[Records from a collection]
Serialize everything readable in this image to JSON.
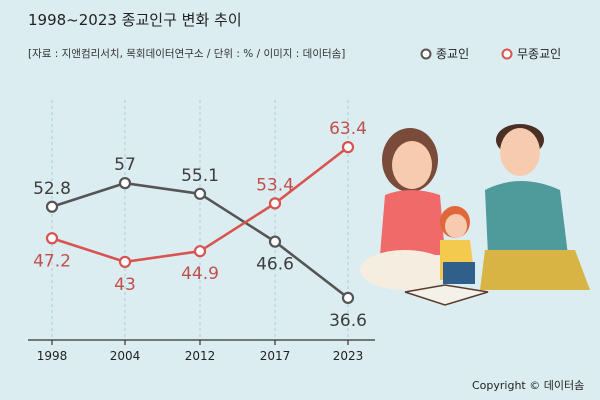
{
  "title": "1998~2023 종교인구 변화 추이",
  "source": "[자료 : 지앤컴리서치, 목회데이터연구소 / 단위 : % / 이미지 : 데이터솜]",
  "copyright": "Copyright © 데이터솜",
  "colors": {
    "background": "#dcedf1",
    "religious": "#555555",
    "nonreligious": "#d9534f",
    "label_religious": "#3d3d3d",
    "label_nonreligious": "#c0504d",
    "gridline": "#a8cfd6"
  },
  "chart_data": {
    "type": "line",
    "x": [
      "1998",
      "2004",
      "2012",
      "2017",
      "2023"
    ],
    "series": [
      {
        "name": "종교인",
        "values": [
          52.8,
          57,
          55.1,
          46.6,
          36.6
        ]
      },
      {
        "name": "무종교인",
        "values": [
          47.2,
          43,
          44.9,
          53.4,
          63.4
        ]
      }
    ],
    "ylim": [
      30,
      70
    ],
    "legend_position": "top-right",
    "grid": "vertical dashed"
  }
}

What this task involves.
Repeat the material above verbatim, with no pictures in the output.

Complete output.
Serialize everything readable in this image to JSON.
{
  "title": "1998~2023 종교인구 변화 추이",
  "source": "[자료 : 지앤컴리서치, 목회데이터연구소 / 단위 : % / 이미지 : 데이터솜]",
  "copyright": "Copyright © 데이터솜",
  "colors": {
    "background": "#dcedf1",
    "religious": "#555555",
    "nonreligious": "#d9534f",
    "label_religious": "#3d3d3d",
    "label_nonreligious": "#c0504d",
    "gridline": "#a8cfd6"
  },
  "chart_data": {
    "type": "line",
    "x": [
      "1998",
      "2004",
      "2012",
      "2017",
      "2023"
    ],
    "series": [
      {
        "name": "종교인",
        "values": [
          52.8,
          57,
          55.1,
          46.6,
          36.6
        ]
      },
      {
        "name": "무종교인",
        "values": [
          47.2,
          43,
          44.9,
          53.4,
          63.4
        ]
      }
    ],
    "ylim": [
      30,
      70
    ],
    "legend_position": "top-right",
    "grid": "vertical dashed"
  }
}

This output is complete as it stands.